EXERCISE >> Quote the whole listing word for word, please.

RECORDS >>

────────────────────

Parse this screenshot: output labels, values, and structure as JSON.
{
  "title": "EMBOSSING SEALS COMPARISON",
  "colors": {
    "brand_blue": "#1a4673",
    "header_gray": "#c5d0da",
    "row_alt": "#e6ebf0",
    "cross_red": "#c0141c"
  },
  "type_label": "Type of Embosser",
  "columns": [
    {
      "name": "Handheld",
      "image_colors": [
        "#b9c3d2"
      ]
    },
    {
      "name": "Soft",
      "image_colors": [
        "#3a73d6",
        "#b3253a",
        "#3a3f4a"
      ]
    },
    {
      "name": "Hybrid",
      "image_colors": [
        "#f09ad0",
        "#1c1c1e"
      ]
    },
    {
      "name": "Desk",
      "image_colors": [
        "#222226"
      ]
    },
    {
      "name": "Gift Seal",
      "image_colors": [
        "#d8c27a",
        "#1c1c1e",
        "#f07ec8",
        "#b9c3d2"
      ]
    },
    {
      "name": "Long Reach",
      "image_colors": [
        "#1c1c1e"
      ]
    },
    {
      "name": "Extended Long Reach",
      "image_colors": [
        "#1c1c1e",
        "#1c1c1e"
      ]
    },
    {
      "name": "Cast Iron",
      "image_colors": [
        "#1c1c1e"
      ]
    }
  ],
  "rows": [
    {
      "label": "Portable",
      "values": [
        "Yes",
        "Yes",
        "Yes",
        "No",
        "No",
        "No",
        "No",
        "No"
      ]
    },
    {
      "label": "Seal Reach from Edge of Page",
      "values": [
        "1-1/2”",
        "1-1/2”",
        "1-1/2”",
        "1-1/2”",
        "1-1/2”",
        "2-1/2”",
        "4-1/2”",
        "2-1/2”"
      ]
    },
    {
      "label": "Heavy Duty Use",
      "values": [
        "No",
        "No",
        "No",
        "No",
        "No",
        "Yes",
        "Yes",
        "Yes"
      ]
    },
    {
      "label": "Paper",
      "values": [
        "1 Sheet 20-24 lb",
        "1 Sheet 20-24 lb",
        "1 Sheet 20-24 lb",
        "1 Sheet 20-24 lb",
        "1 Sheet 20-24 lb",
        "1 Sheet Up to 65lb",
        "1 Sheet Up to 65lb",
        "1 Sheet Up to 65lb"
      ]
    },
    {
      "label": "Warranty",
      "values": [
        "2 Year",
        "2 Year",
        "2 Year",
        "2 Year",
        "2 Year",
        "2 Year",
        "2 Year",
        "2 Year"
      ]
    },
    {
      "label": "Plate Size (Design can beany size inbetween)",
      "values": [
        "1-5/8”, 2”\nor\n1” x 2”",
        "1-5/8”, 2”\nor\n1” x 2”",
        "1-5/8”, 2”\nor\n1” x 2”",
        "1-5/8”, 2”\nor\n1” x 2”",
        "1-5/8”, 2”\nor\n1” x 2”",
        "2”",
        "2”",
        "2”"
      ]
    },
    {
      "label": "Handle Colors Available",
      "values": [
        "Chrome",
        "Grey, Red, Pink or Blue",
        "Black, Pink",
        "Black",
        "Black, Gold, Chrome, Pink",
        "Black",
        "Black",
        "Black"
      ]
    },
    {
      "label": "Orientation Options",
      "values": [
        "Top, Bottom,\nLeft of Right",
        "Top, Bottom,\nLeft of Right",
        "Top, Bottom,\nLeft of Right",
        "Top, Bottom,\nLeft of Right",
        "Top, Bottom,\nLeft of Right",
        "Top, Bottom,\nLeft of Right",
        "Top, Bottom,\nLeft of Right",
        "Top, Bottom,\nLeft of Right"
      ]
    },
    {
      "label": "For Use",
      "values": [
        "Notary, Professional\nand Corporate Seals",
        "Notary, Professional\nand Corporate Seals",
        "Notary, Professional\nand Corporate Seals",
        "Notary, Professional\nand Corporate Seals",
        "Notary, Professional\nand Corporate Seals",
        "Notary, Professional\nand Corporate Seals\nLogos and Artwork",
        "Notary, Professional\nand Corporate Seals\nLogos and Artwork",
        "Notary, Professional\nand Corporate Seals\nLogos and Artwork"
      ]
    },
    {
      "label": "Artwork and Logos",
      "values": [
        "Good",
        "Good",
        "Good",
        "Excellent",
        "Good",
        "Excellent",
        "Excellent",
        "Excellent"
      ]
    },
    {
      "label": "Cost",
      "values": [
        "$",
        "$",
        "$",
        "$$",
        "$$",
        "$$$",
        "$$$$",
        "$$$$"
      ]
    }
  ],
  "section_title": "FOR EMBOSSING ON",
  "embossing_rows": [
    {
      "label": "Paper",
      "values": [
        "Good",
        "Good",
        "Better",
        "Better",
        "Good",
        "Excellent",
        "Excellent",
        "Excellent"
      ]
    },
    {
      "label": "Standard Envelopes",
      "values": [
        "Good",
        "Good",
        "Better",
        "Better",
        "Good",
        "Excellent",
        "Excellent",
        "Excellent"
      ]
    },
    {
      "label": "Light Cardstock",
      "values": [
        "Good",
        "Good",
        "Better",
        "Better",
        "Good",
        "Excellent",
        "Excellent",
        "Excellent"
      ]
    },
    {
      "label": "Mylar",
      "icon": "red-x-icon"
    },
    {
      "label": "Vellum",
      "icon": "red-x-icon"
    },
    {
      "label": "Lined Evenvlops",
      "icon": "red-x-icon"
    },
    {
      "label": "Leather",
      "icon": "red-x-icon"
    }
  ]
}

────────────────────

TASK RESULT >>
Parse this screenshot: output labels, values, and structure as JSON.
{
  "title": "EMBOSSING SEALS COMPARISON",
  "colors": {
    "brand_blue": "#1a4673",
    "header_gray": "#c5d0da",
    "row_alt": "#e6ebf0",
    "cross_red": "#c0141c"
  },
  "type_label": "Type of Embosser",
  "columns": [
    {
      "name": "Handheld",
      "image_colors": [
        "#b9c3d2"
      ]
    },
    {
      "name": "Soft",
      "image_colors": [
        "#3a73d6",
        "#b3253a",
        "#3a3f4a"
      ]
    },
    {
      "name": "Hybrid",
      "image_colors": [
        "#f09ad0",
        "#1c1c1e"
      ]
    },
    {
      "name": "Desk",
      "image_colors": [
        "#222226"
      ]
    },
    {
      "name": "Gift Seal",
      "image_colors": [
        "#d8c27a",
        "#1c1c1e",
        "#f07ec8",
        "#b9c3d2"
      ]
    },
    {
      "name": "Long Reach",
      "image_colors": [
        "#1c1c1e"
      ]
    },
    {
      "name": "Extended Long Reach",
      "image_colors": [
        "#1c1c1e",
        "#1c1c1e"
      ]
    },
    {
      "name": "Cast Iron",
      "image_colors": [
        "#1c1c1e"
      ]
    }
  ],
  "rows": [
    {
      "label": "Portable",
      "values": [
        "Yes",
        "Yes",
        "Yes",
        "No",
        "No",
        "No",
        "No",
        "No"
      ]
    },
    {
      "label": "Seal Reach from Edge of Page",
      "values": [
        "1-1/2”",
        "1-1/2”",
        "1-1/2”",
        "1-1/2”",
        "1-1/2”",
        "2-1/2”",
        "4-1/2”",
        "2-1/2”"
      ]
    },
    {
      "label": "Heavy Duty Use",
      "values": [
        "No",
        "No",
        "No",
        "No",
        "No",
        "Yes",
        "Yes",
        "Yes"
      ]
    },
    {
      "label": "Paper",
      "values": [
        "1 Sheet 20-24 lb",
        "1 Sheet 20-24 lb",
        "1 Sheet 20-24 lb",
        "1 Sheet 20-24 lb",
        "1 Sheet 20-24 lb",
        "1 Sheet Up to 65lb",
        "1 Sheet Up to 65lb",
        "1 Sheet Up to 65lb"
      ]
    },
    {
      "label": "Warranty",
      "values": [
        "2 Year",
        "2 Year",
        "2 Year",
        "2 Year",
        "2 Year",
        "2 Year",
        "2 Year",
        "2 Year"
      ]
    },
    {
      "label": "Plate Size (Design can beany size inbetween)",
      "values": [
        "1-5/8”, 2”\nor\n1” x 2”",
        "1-5/8”, 2”\nor\n1” x 2”",
        "1-5/8”, 2”\nor\n1” x 2”",
        "1-5/8”, 2”\nor\n1” x 2”",
        "1-5/8”, 2”\nor\n1” x 2”",
        "2”",
        "2”",
        "2”"
      ]
    },
    {
      "label": "Handle Colors Available",
      "values": [
        "Chrome",
        "Grey, Red, Pink or Blue",
        "Black, Pink",
        "Black",
        "Black, Gold, Chrome, Pink",
        "Black",
        "Black",
        "Black"
      ]
    },
    {
      "label": "Orientation Options",
      "values": [
        "Top, Bottom,\nLeft of Right",
        "Top, Bottom,\nLeft of Right",
        "Top, Bottom,\nLeft of Right",
        "Top, Bottom,\nLeft of Right",
        "Top, Bottom,\nLeft of Right",
        "Top, Bottom,\nLeft of Right",
        "Top, Bottom,\nLeft of Right",
        "Top, Bottom,\nLeft of Right"
      ]
    },
    {
      "label": "For Use",
      "values": [
        "Notary, Professional\nand Corporate Seals",
        "Notary, Professional\nand Corporate Seals",
        "Notary, Professional\nand Corporate Seals",
        "Notary, Professional\nand Corporate Seals",
        "Notary, Professional\nand Corporate Seals",
        "Notary, Professional\nand Corporate Seals\nLogos and Artwork",
        "Notary, Professional\nand Corporate Seals\nLogos and Artwork",
        "Notary, Professional\nand Corporate Seals\nLogos and Artwork"
      ]
    },
    {
      "label": "Artwork and Logos",
      "values": [
        "Good",
        "Good",
        "Good",
        "Excellent",
        "Good",
        "Excellent",
        "Excellent",
        "Excellent"
      ]
    },
    {
      "label": "Cost",
      "values": [
        "$",
        "$",
        "$",
        "$$",
        "$$",
        "$$$",
        "$$$$",
        "$$$$"
      ]
    }
  ],
  "section_title": "FOR EMBOSSING ON",
  "embossing_rows": [
    {
      "label": "Paper",
      "values": [
        "Good",
        "Good",
        "Better",
        "Better",
        "Good",
        "Excellent",
        "Excellent",
        "Excellent"
      ]
    },
    {
      "label": "Standard Envelopes",
      "values": [
        "Good",
        "Good",
        "Better",
        "Better",
        "Good",
        "Excellent",
        "Excellent",
        "Excellent"
      ]
    },
    {
      "label": "Light Cardstock",
      "values": [
        "Good",
        "Good",
        "Better",
        "Better",
        "Good",
        "Excellent",
        "Excellent",
        "Excellent"
      ]
    },
    {
      "label": "Mylar",
      "icon": "red-x-icon"
    },
    {
      "label": "Vellum",
      "icon": "red-x-icon"
    },
    {
      "label": "Lined Evenvlops",
      "icon": "red-x-icon"
    },
    {
      "label": "Leather",
      "icon": "red-x-icon"
    }
  ]
}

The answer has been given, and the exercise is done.